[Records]
++++++++

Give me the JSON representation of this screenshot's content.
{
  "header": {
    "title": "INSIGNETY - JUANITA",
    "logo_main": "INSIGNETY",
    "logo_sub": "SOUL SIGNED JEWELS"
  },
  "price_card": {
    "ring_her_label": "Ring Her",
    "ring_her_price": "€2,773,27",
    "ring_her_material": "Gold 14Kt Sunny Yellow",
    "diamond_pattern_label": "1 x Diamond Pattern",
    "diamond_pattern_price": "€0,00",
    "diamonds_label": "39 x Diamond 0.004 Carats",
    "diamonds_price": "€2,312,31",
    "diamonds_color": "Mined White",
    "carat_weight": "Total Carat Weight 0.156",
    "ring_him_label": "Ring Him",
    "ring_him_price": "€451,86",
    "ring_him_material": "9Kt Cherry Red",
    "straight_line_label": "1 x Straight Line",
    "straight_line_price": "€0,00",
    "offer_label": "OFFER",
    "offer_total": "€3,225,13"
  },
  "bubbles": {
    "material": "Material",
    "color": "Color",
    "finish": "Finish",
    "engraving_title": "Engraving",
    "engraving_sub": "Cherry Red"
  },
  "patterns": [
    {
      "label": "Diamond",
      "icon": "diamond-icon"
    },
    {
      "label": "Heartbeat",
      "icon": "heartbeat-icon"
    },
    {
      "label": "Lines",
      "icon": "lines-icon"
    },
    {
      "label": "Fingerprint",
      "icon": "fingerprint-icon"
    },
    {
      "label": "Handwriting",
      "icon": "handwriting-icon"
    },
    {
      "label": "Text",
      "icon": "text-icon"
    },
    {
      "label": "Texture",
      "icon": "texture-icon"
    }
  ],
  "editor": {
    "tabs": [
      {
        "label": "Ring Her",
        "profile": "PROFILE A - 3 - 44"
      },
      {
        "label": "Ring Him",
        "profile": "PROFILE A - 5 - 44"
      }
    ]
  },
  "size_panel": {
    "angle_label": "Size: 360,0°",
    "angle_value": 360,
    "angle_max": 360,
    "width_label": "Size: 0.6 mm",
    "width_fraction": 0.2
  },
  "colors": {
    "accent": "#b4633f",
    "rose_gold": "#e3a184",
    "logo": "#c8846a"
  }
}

++++++++

Your task is to print the whole listing again exactly.

▸ **Response to this task**
Give me the JSON representation of this screenshot's content.
{
  "header": {
    "title": "INSIGNETY - JUANITA",
    "logo_main": "INSIGNETY",
    "logo_sub": "SOUL SIGNED JEWELS"
  },
  "price_card": {
    "ring_her_label": "Ring Her",
    "ring_her_price": "€2,773,27",
    "ring_her_material": "Gold 14Kt Sunny Yellow",
    "diamond_pattern_label": "1 x Diamond Pattern",
    "diamond_pattern_price": "€0,00",
    "diamonds_label": "39 x Diamond 0.004 Carats",
    "diamonds_price": "€2,312,31",
    "diamonds_color": "Mined White",
    "carat_weight": "Total Carat Weight 0.156",
    "ring_him_label": "Ring Him",
    "ring_him_price": "€451,86",
    "ring_him_material": "9Kt Cherry Red",
    "straight_line_label": "1 x Straight Line",
    "straight_line_price": "€0,00",
    "offer_label": "OFFER",
    "offer_total": "€3,225,13"
  },
  "bubbles": {
    "material": "Material",
    "color": "Color",
    "finish": "Finish",
    "engraving_title": "Engraving",
    "engraving_sub": "Cherry Red"
  },
  "patterns": [
    {
      "label": "Diamond",
      "icon": "diamond-icon"
    },
    {
      "label": "Heartbeat",
      "icon": "heartbeat-icon"
    },
    {
      "label": "Lines",
      "icon": "lines-icon"
    },
    {
      "label": "Fingerprint",
      "icon": "fingerprint-icon"
    },
    {
      "label": "Handwriting",
      "icon": "handwriting-icon"
    },
    {
      "label": "Text",
      "icon": "text-icon"
    },
    {
      "label": "Texture",
      "icon": "texture-icon"
    }
  ],
  "editor": {
    "tabs": [
      {
        "label": "Ring Her",
        "profile": "PROFILE A - 3 - 44"
      },
      {
        "label": "Ring Him",
        "profile": "PROFILE A - 5 - 44"
      }
    ]
  },
  "size_panel": {
    "angle_label": "Size: 360,0°",
    "angle_value": 360,
    "angle_max": 360,
    "width_label": "Size: 0.6 mm",
    "width_fraction": 0.2
  },
  "colors": {
    "accent": "#b4633f",
    "rose_gold": "#e3a184",
    "logo": "#c8846a"
  }
}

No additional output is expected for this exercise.